PROVIDED MATERIAL:

..............................

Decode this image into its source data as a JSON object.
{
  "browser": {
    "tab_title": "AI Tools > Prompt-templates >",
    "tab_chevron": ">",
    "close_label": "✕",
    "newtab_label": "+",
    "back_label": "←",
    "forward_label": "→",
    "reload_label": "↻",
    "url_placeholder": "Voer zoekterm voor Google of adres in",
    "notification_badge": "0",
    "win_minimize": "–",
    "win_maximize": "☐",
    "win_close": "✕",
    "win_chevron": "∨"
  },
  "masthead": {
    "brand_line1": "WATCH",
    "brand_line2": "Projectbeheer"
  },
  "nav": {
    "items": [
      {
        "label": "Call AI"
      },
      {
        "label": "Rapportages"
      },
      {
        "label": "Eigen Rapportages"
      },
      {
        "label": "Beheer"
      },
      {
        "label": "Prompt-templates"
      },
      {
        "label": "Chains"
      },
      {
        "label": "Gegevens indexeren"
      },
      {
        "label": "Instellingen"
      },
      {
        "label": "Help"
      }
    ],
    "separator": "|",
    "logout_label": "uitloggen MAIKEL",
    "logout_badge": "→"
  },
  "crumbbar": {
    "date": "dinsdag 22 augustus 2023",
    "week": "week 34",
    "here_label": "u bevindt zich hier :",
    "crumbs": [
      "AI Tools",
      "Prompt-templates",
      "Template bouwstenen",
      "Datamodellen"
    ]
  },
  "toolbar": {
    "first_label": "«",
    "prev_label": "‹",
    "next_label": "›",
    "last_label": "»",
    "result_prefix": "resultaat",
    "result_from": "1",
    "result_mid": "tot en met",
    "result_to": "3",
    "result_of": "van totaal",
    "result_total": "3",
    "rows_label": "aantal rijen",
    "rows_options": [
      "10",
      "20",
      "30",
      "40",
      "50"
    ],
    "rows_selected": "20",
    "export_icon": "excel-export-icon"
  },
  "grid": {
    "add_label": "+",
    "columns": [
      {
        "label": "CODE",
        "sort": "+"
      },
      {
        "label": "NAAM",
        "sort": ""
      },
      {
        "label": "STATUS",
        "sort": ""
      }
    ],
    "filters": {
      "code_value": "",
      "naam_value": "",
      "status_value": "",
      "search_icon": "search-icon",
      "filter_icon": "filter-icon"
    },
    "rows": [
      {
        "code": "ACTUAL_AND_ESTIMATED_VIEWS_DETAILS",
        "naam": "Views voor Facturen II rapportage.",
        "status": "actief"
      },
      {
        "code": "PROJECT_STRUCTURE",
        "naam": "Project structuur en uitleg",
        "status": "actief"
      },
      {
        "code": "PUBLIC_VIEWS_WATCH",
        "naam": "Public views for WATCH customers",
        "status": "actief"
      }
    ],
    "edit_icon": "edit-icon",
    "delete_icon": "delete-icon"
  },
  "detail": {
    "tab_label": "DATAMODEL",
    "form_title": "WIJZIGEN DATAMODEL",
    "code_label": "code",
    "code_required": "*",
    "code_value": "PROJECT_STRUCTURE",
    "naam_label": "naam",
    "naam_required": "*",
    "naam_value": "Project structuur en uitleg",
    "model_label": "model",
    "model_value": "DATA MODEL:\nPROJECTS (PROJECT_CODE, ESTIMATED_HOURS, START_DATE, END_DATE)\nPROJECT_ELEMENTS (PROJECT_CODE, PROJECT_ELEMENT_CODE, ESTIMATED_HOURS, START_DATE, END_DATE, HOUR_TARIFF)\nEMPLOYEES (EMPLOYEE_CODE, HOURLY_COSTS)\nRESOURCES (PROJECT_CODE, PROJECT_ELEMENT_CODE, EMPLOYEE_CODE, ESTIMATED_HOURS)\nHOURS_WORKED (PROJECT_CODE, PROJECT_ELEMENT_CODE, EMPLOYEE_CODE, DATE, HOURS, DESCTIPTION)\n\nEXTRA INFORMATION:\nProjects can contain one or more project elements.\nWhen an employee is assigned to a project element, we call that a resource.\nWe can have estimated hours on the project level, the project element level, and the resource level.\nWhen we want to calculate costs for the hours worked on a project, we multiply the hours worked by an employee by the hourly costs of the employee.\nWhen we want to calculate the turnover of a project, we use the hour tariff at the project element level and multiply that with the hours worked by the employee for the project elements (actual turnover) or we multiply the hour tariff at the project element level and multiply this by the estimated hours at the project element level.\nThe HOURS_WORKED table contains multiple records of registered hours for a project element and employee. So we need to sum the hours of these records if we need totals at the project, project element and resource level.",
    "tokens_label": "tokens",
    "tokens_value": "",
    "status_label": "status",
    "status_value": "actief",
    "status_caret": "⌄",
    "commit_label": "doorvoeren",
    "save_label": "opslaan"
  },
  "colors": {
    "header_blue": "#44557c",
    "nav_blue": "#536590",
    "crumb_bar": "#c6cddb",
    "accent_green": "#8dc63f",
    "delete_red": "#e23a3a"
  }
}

..............................

INSTRUCTIONS FOR THE TASK:
Search the listing for the string "icon". Copy each line where it turns up.

SOLVED PROBLEM:
    "export_icon": "excel-export-icon"
      "search_icon": "search-icon",
      "filter_icon": "filter-icon"
    "edit_icon": "edit-icon",
    "delete_icon": "delete-icon"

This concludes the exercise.